(Items listed in a dataset)
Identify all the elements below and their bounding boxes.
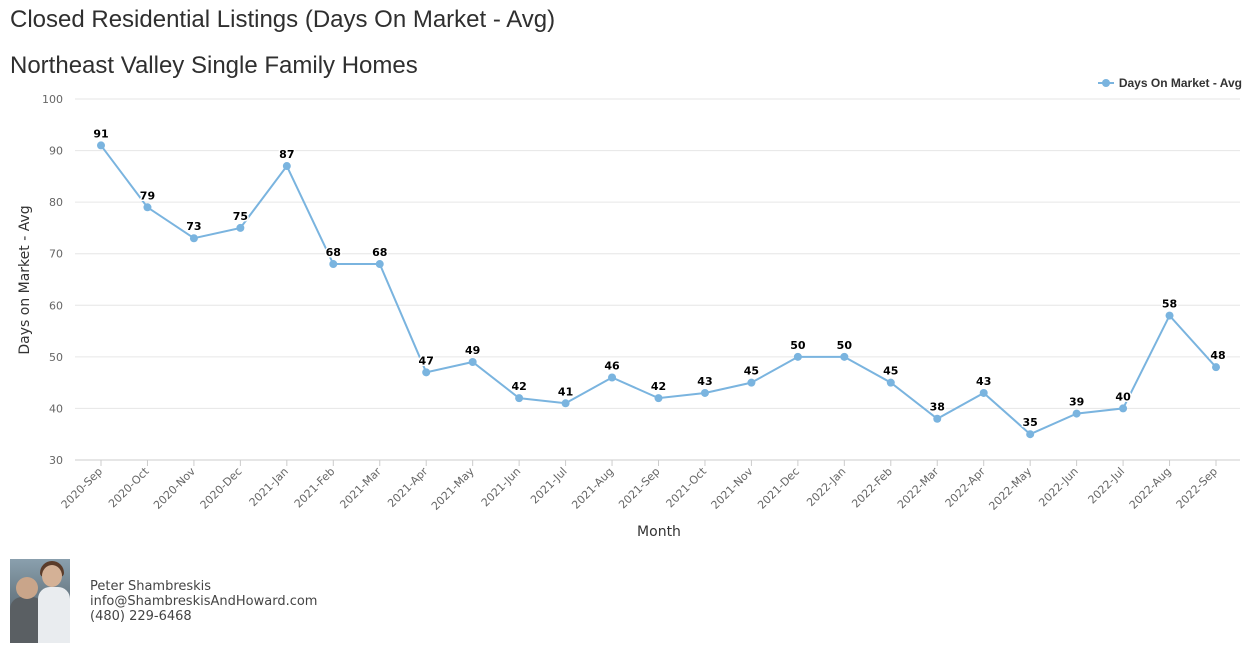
x-tick-label: 2021-Sep (616, 465, 662, 511)
x-tick-label: 2021-Jul (528, 465, 570, 507)
data-label: 50 (790, 339, 806, 352)
y-tick-label: 90 (49, 145, 63, 158)
data-label: 68 (372, 246, 387, 259)
data-point (747, 378, 756, 387)
data-point (979, 388, 988, 397)
x-tick-label: 2021-Mar (337, 465, 384, 512)
line-chart: 30 40 50 60 70 80 90 100 2020-Sep 2020-Oct 2020-No… (17, 93, 1240, 540)
y-tick-label: 30 (49, 454, 63, 467)
agent-contact: Peter Shambreskis info@ShambreskisAndHow… (90, 579, 317, 624)
y-tick-label: 70 (49, 248, 63, 261)
y-tick-label: 40 (49, 402, 63, 415)
x-tick-label: 2022-Jun (1036, 465, 1080, 509)
x-tick-label: 2020-Dec (198, 465, 245, 512)
x-tick-label: 2021-Dec (755, 465, 802, 512)
data-point (468, 358, 477, 367)
data-label: 58 (1162, 298, 1177, 311)
data-label: 40 (1115, 390, 1131, 403)
x-tick-label: 2021-Jun (479, 465, 523, 509)
data-label: 45 (883, 365, 898, 378)
agent-phone[interactable]: (480) 229-6468 (90, 609, 192, 624)
data-label: 43 (697, 375, 712, 388)
data-point (189, 234, 198, 243)
data-point (1072, 409, 1081, 418)
y-tick-label: 80 (49, 196, 63, 209)
data-label: 75 (233, 210, 248, 223)
x-tick-label: 2021-Apr (385, 465, 430, 510)
data-label: 49 (465, 344, 480, 357)
data-point (840, 352, 849, 361)
chart-title: Closed Residential Listings (Days On Mar… (10, 6, 556, 33)
data-label: 73 (186, 220, 201, 233)
x-tick-label: 2022-Jan (804, 465, 848, 509)
data-point (1026, 430, 1035, 439)
x-axis-title: Month (637, 524, 681, 540)
data-label: 41 (558, 385, 573, 398)
x-tick-label: 2022-Mar (895, 465, 942, 512)
x-tick-label: 2022-Apr (943, 465, 988, 510)
data-label: 50 (837, 339, 853, 352)
data-label: 42 (651, 380, 666, 393)
y-tick-label: 100 (42, 93, 63, 106)
agent-footer: Peter Shambreskis info@ShambreskisAndHow… (10, 559, 317, 643)
data-label: 46 (604, 359, 620, 372)
data-label: 38 (930, 401, 945, 414)
data-label: 35 (1023, 416, 1038, 429)
data-point (282, 162, 291, 171)
x-tick-label: 2022-Jul (1086, 465, 1128, 507)
data-label: 87 (279, 148, 294, 161)
data-label: 47 (419, 354, 434, 367)
data-label: 45 (744, 365, 759, 378)
data-point (97, 141, 105, 150)
x-tick-label: 2021-Nov (709, 465, 756, 512)
x-tick-label: 2021-May (429, 465, 477, 513)
data-point (886, 378, 895, 387)
data-point (700, 388, 709, 397)
x-tick-label: 2020-Nov (151, 465, 198, 512)
data-label: 43 (976, 375, 991, 388)
data-label: 39 (1069, 396, 1084, 409)
chart-subtitle: Northeast Valley Single Family Homes (10, 52, 418, 79)
data-point (422, 368, 431, 377)
data-point (1165, 311, 1174, 320)
data-point (608, 373, 617, 382)
x-tick-label: 2022-May (986, 465, 1034, 513)
x-tick-label: 2021-Feb (292, 465, 338, 511)
x-tick-label: 2020-Sep (59, 465, 105, 511)
data-point (375, 260, 384, 269)
data-point (561, 399, 570, 408)
y-tick-label: 50 (49, 351, 63, 364)
legend-label: Days On Market - Avg (1118, 76, 1242, 90)
y-tick-label: 60 (49, 299, 63, 312)
x-tick-label: 2022-Aug (1127, 465, 1174, 512)
data-point (1119, 404, 1128, 413)
data-label: 42 (511, 380, 526, 393)
x-tick-label: 2022-Feb (849, 465, 895, 511)
agent-photo (10, 559, 70, 643)
agent-name: Peter Shambreskis (90, 579, 212, 594)
data-label: 91 (93, 127, 108, 140)
chart-legend[interactable]: Days On Market - Avg (1097, 76, 1242, 90)
data-point (236, 223, 245, 232)
x-tick-label: 2021-Oct (664, 464, 710, 510)
data-label: 79 (140, 189, 155, 202)
x-tick-label: 2020-Oct (106, 464, 152, 510)
data-label: 68 (326, 246, 341, 259)
x-tick-label: 2021-Aug (569, 465, 616, 512)
data-point (143, 203, 152, 212)
data-point (793, 352, 802, 361)
x-tick-label: 2021-Jan (247, 465, 291, 509)
legend-swatch-icon (1097, 78, 1114, 88)
data-point (933, 414, 942, 423)
data-point (1212, 363, 1220, 372)
x-tick-label: 2022-Sep (1174, 465, 1220, 511)
data-label: 48 (1210, 349, 1225, 362)
y-axis-title: Days on Market - Avg (17, 205, 33, 354)
data-point (329, 260, 338, 269)
data-point (654, 394, 663, 403)
agent-email[interactable]: info@ShambreskisAndHoward.com (90, 594, 318, 609)
data-point (515, 394, 524, 403)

> **Task brief**
Can you rewrite the material above with "data-point" changed to "chart-marker" everywhere it appears, keeping everything else the same and leaving out the pictures?

> **Task result**
Identify all the elements below and their bounding boxes.
x-tick-label: 2021-Sep (616, 465, 662, 511)
x-tick-label: 2021-Jul (528, 465, 570, 507)
data-label: 50 (790, 339, 806, 352)
y-tick-label: 90 (49, 145, 63, 158)
data-label: 68 (372, 246, 387, 259)
chart-marker (747, 378, 756, 387)
chart-marker (979, 388, 988, 397)
x-tick-label: 2021-Mar (337, 465, 384, 512)
line-chart: 30 40 50 60 70 80 90 100 2020-Sep 2020-Oct 2020-No… (17, 93, 1240, 540)
y-tick-label: 30 (49, 454, 63, 467)
agent-contact: Peter Shambreskis info@ShambreskisAndHow… (90, 579, 317, 624)
y-tick-label: 70 (49, 248, 63, 261)
y-tick-label: 40 (49, 402, 63, 415)
x-tick-label: 2022-Jun (1036, 465, 1080, 509)
x-tick-label: 2020-Dec (198, 465, 245, 512)
x-tick-label: 2021-Dec (755, 465, 802, 512)
chart-marker (468, 358, 477, 367)
data-label: 58 (1162, 298, 1177, 311)
data-label: 40 (1115, 390, 1131, 403)
x-tick-label: 2021-Jun (479, 465, 523, 509)
data-label: 45 (883, 365, 898, 378)
agent-phone[interactable]: (480) 229-6468 (90, 609, 192, 624)
data-label: 43 (697, 375, 712, 388)
chart-marker (189, 234, 198, 243)
chart-marker (1072, 409, 1081, 418)
y-tick-label: 80 (49, 196, 63, 209)
data-label: 75 (233, 210, 248, 223)
x-tick-label: 2021-Apr (385, 465, 430, 510)
data-label: 49 (465, 344, 480, 357)
chart-marker (840, 352, 849, 361)
chart-title: Closed Residential Listings (Days On Mar… (10, 6, 556, 33)
data-label: 73 (186, 220, 201, 233)
x-tick-label: 2022-Jan (804, 465, 848, 509)
chart-marker (1026, 430, 1035, 439)
x-axis-title: Month (637, 524, 681, 540)
data-label: 41 (558, 385, 573, 398)
x-tick-label: 2022-Mar (895, 465, 942, 512)
x-tick-label: 2022-Apr (943, 465, 988, 510)
data-label: 50 (837, 339, 853, 352)
data-label: 42 (651, 380, 666, 393)
y-tick-label: 100 (42, 93, 63, 106)
agent-footer: Peter Shambreskis info@ShambreskisAndHow… (10, 559, 317, 643)
data-label: 46 (604, 359, 620, 372)
data-label: 38 (930, 401, 945, 414)
data-label: 35 (1023, 416, 1038, 429)
chart-marker (282, 162, 291, 171)
x-tick-label: 2022-Jul (1086, 465, 1128, 507)
data-label: 87 (279, 148, 294, 161)
data-label: 47 (419, 354, 434, 367)
data-label: 45 (744, 365, 759, 378)
chart-marker (97, 141, 105, 150)
x-tick-label: 2021-Nov (709, 465, 756, 512)
x-tick-label: 2021-May (429, 465, 477, 513)
chart-marker (886, 378, 895, 387)
chart-marker (700, 388, 709, 397)
x-tick-label: 2020-Nov (151, 465, 198, 512)
data-label: 43 (976, 375, 991, 388)
data-label: 39 (1069, 396, 1084, 409)
chart-subtitle: Northeast Valley Single Family Homes (10, 52, 418, 79)
chart-marker (422, 368, 431, 377)
chart-marker (1165, 311, 1174, 320)
chart-marker (608, 373, 617, 382)
x-tick-label: 2022-May (986, 465, 1034, 513)
x-tick-label: 2021-Feb (292, 465, 338, 511)
x-tick-label: 2020-Sep (59, 465, 105, 511)
chart-marker (375, 260, 384, 269)
chart-marker (561, 399, 570, 408)
y-tick-label: 50 (49, 351, 63, 364)
legend-label: Days On Market - Avg (1118, 76, 1242, 90)
y-tick-label: 60 (49, 299, 63, 312)
x-tick-label: 2022-Aug (1127, 465, 1174, 512)
chart-marker (1119, 404, 1128, 413)
data-label: 42 (511, 380, 526, 393)
x-tick-label: 2022-Feb (849, 465, 895, 511)
agent-photo (10, 559, 70, 643)
agent-name: Peter Shambreskis (90, 579, 212, 594)
data-label: 91 (93, 127, 108, 140)
chart-legend[interactable]: Days On Market - Avg (1097, 76, 1242, 90)
chart-marker (236, 223, 245, 232)
x-tick-label: 2021-Oct (664, 464, 710, 510)
data-label: 79 (140, 189, 155, 202)
x-tick-label: 2020-Oct (106, 464, 152, 510)
data-label: 68 (326, 246, 341, 259)
x-tick-label: 2021-Aug (569, 465, 616, 512)
chart-marker (143, 203, 152, 212)
chart-marker (793, 352, 802, 361)
x-tick-label: 2021-Jan (247, 465, 291, 509)
legend-swatch-icon (1097, 78, 1114, 88)
chart-marker (933, 414, 942, 423)
chart-marker (1212, 363, 1220, 372)
x-tick-label: 2022-Sep (1174, 465, 1220, 511)
data-label: 48 (1210, 349, 1225, 362)
y-axis-title: Days on Market - Avg (17, 205, 33, 354)
chart-marker (329, 260, 338, 269)
chart-marker (654, 394, 663, 403)
agent-email[interactable]: info@ShambreskisAndHoward.com (90, 594, 318, 609)
chart-marker (515, 394, 524, 403)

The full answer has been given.